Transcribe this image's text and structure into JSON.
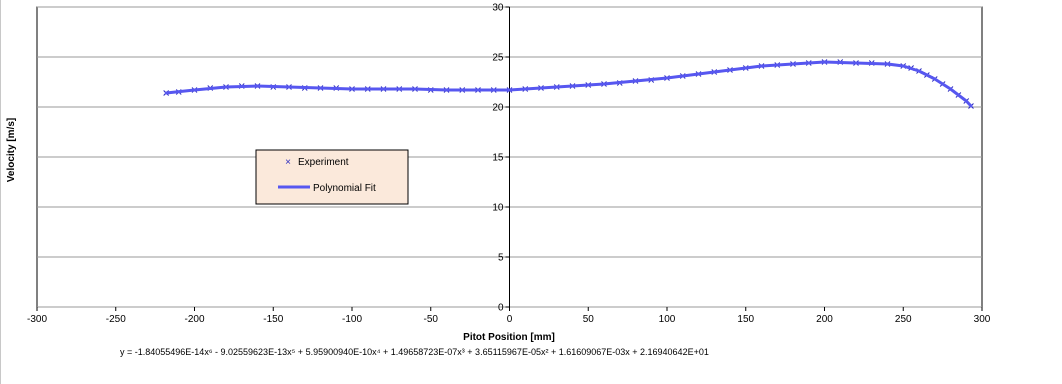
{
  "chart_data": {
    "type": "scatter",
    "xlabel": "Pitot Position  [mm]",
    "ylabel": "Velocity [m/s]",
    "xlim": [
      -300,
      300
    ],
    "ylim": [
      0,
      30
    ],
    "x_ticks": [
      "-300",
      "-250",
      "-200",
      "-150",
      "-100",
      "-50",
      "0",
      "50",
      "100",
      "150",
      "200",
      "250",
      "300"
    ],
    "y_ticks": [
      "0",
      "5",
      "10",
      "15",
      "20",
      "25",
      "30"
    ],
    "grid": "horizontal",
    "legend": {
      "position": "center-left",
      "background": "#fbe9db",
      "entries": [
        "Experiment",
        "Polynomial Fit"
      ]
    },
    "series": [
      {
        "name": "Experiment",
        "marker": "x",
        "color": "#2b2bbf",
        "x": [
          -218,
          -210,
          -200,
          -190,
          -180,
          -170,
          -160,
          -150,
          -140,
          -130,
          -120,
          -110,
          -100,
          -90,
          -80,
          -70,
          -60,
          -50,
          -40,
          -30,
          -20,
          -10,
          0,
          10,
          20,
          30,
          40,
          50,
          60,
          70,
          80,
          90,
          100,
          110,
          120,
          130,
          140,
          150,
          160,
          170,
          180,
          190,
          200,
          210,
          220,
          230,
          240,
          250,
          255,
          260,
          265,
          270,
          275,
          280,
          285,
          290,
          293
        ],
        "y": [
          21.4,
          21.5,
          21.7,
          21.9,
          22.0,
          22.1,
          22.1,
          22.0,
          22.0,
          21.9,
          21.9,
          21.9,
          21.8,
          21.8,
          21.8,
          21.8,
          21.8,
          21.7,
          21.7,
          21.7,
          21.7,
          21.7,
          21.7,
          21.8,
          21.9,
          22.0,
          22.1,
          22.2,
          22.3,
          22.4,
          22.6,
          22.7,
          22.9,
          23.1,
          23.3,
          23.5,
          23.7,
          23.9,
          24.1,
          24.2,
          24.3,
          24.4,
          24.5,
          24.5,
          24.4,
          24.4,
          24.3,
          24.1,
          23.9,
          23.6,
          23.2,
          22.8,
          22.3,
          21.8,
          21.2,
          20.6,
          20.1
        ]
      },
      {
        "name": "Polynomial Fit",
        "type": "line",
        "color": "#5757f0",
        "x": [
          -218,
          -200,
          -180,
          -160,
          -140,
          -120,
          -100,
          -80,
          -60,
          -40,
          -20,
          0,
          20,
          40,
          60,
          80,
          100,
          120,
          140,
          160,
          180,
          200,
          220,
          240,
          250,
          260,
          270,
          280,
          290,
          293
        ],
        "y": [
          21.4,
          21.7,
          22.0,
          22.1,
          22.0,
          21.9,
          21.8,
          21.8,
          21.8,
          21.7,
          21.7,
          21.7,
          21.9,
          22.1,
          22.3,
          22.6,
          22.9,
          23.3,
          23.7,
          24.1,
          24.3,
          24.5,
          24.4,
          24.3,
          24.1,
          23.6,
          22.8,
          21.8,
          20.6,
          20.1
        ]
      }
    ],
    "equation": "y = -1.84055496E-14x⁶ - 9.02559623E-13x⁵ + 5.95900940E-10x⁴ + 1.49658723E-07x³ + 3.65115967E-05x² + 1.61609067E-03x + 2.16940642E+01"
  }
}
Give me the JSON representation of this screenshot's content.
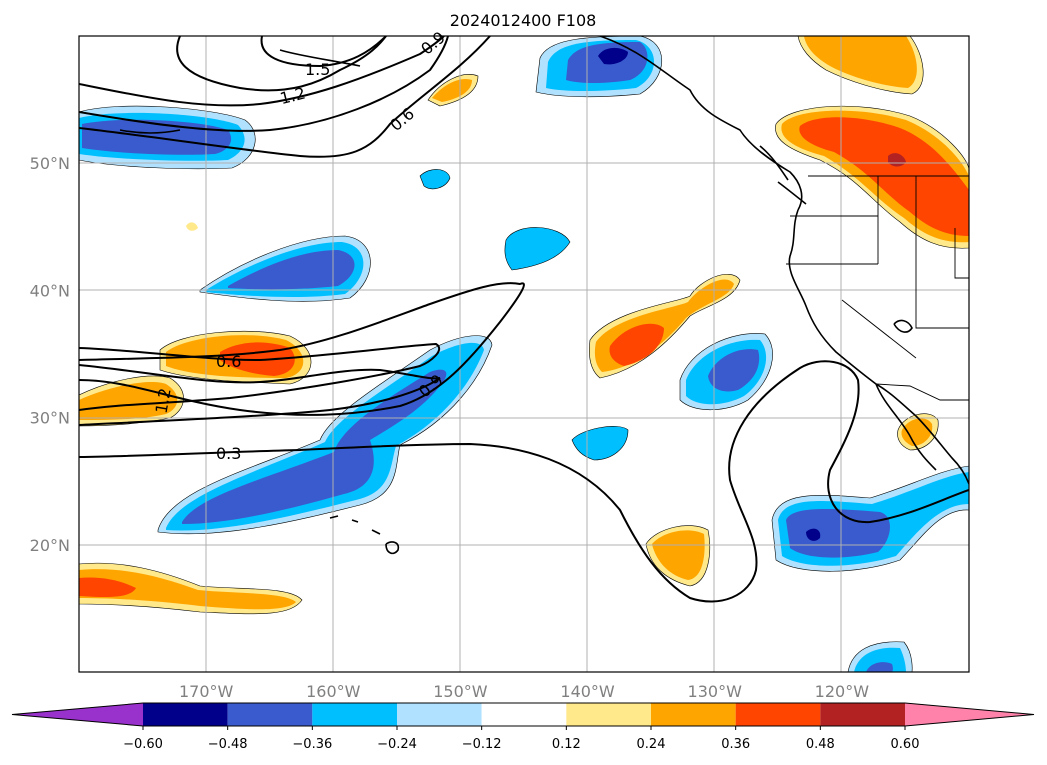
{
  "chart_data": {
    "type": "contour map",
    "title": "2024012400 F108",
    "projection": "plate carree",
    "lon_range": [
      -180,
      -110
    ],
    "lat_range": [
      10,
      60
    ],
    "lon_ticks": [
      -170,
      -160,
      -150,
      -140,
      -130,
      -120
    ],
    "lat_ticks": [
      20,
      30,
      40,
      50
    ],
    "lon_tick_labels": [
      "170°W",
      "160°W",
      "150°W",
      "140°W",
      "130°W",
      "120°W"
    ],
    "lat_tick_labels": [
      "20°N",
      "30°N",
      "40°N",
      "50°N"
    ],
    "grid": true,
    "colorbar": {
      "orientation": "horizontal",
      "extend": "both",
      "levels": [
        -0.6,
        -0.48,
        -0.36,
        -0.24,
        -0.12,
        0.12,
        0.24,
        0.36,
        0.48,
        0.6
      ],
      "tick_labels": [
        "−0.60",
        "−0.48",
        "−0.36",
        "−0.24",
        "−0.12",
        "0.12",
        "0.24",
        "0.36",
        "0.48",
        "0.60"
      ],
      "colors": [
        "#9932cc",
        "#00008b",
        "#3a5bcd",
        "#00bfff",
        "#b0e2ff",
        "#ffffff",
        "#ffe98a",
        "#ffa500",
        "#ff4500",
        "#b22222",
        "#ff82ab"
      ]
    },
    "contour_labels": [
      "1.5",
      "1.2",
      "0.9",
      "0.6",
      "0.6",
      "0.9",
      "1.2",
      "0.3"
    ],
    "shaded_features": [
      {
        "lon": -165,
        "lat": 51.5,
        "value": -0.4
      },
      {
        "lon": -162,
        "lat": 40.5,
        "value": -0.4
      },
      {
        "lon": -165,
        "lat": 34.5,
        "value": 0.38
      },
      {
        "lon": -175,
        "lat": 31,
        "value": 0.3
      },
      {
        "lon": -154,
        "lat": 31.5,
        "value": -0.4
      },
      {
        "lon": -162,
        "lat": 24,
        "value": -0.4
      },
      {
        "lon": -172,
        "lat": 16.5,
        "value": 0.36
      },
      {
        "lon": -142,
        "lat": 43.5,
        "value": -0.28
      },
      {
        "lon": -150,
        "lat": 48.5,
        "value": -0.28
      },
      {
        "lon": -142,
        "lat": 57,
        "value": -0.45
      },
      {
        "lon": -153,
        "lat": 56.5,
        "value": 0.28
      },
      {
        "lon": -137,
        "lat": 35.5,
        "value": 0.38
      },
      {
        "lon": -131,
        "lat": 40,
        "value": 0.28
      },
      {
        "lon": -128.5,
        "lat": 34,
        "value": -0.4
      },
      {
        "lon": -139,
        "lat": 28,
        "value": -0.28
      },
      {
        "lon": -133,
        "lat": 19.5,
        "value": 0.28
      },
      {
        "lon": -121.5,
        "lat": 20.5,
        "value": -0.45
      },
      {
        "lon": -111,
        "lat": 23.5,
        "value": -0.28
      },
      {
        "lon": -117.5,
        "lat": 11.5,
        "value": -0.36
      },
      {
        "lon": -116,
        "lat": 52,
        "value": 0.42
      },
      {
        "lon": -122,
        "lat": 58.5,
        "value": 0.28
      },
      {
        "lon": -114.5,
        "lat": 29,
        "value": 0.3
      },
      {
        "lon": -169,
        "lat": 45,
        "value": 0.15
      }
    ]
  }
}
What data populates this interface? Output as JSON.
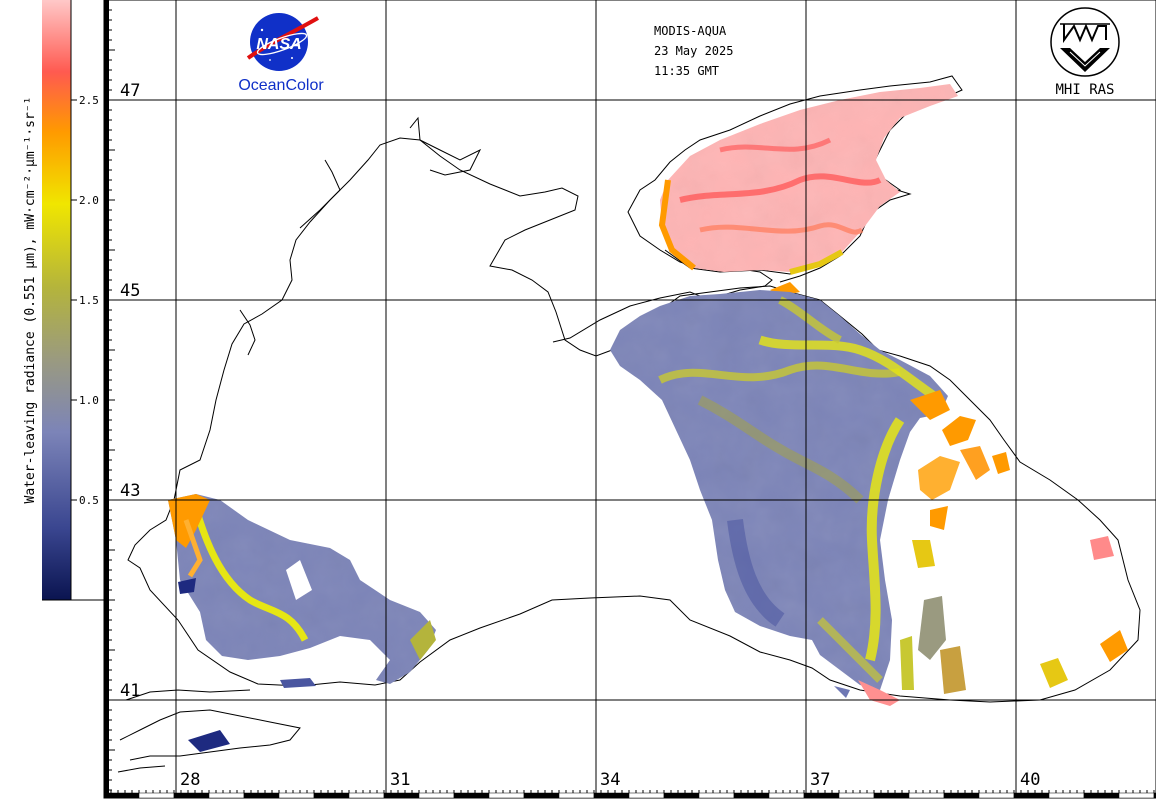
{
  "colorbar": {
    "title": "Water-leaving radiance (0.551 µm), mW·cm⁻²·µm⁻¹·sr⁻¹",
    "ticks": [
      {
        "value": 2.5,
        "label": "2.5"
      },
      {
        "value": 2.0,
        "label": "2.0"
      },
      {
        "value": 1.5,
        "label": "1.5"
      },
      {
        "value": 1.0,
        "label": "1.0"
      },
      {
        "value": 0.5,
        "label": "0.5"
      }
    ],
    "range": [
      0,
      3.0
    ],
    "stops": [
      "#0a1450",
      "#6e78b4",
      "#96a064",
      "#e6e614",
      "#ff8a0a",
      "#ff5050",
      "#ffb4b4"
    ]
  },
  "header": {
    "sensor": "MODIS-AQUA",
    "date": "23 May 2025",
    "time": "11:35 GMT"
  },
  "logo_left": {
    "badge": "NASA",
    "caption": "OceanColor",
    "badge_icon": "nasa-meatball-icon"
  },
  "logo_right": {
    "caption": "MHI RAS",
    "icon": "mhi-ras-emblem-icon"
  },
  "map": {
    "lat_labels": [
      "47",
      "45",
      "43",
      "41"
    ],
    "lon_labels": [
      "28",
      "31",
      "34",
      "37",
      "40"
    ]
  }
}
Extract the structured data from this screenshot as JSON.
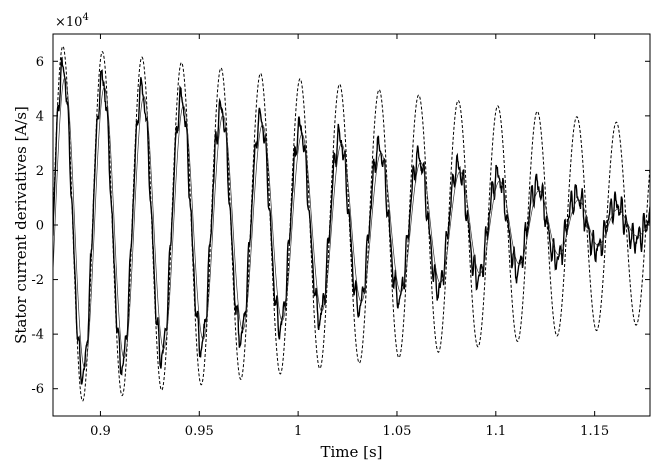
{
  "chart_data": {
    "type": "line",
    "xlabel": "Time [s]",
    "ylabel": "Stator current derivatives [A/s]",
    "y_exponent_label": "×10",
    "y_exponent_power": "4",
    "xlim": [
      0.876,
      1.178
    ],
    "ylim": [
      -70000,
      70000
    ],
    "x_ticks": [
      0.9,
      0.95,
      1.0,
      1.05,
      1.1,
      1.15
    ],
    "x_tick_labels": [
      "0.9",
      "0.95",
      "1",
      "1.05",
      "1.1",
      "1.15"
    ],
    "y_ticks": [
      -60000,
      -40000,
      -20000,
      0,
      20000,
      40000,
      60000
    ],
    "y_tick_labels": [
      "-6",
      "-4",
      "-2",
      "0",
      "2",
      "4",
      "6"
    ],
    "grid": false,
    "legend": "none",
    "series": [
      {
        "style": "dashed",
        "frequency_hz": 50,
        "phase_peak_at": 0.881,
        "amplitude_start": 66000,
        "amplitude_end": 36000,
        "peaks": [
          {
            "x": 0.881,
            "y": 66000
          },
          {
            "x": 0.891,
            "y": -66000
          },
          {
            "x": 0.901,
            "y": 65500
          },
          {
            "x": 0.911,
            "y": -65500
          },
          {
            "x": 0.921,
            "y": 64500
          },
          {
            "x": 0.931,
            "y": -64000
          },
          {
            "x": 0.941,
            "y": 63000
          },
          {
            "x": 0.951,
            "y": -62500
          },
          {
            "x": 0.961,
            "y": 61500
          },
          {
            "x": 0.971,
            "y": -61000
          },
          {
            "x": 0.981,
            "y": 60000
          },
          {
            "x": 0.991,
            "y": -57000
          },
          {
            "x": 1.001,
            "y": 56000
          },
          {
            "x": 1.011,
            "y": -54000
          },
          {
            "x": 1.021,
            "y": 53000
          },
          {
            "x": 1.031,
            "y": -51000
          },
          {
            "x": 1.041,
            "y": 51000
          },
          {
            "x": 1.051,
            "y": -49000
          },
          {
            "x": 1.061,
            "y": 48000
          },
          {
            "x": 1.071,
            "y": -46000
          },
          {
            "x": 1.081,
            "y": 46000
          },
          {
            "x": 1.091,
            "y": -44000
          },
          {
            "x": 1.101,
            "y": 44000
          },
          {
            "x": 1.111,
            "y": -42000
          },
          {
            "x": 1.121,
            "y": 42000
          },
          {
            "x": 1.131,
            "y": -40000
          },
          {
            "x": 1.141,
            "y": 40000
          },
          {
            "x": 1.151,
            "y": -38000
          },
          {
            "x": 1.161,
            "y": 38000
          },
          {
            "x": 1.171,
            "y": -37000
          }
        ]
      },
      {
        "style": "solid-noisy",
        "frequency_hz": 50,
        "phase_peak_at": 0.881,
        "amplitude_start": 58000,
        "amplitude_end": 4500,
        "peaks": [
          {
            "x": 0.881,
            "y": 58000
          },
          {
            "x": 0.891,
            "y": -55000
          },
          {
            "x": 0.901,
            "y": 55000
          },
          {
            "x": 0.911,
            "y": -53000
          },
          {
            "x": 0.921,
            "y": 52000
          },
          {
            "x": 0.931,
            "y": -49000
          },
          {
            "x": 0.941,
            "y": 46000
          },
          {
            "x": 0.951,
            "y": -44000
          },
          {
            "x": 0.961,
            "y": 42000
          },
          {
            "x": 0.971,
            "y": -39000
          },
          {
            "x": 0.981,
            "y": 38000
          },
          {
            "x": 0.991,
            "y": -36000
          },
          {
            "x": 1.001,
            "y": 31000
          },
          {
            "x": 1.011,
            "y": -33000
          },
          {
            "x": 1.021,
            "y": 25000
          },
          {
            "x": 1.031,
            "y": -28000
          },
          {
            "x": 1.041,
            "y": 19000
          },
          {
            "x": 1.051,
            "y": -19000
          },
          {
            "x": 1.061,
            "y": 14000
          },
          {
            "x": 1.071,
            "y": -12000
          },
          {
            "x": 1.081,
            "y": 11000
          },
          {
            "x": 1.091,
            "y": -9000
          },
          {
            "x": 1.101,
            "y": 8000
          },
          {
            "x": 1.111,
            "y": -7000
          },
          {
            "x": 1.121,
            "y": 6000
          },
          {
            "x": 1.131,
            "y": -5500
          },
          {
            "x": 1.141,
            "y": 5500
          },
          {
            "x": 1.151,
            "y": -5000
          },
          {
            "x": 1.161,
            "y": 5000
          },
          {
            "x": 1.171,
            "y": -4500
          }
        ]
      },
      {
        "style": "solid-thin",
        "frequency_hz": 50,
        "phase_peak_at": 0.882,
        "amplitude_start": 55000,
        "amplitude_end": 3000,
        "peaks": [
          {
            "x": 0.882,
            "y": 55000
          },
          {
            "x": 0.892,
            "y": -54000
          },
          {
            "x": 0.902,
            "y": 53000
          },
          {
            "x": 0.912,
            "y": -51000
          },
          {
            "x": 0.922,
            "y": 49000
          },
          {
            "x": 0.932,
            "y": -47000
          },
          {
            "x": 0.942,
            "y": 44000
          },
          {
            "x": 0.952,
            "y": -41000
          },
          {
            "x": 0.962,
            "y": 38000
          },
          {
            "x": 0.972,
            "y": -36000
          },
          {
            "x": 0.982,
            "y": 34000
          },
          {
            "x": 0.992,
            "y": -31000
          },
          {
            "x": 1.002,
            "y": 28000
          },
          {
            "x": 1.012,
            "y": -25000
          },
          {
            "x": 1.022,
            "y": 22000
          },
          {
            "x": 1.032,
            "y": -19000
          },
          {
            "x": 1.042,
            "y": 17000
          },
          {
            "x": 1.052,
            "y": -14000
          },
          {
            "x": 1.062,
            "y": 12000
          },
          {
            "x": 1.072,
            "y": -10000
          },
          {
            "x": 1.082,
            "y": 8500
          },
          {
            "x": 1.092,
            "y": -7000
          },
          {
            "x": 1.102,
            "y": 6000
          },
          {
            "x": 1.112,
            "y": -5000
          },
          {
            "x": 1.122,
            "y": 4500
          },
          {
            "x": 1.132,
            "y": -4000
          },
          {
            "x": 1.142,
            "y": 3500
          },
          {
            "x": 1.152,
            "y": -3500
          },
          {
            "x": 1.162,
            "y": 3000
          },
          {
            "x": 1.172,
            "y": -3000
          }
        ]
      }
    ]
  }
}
----------
Goal:
Check the data for the word "ylabel" and pull out the lines that have it.

Written solution:
    "ylabel": "Velocity [m/s]",
    "ylabel": "Stator current derivatives [A/s]",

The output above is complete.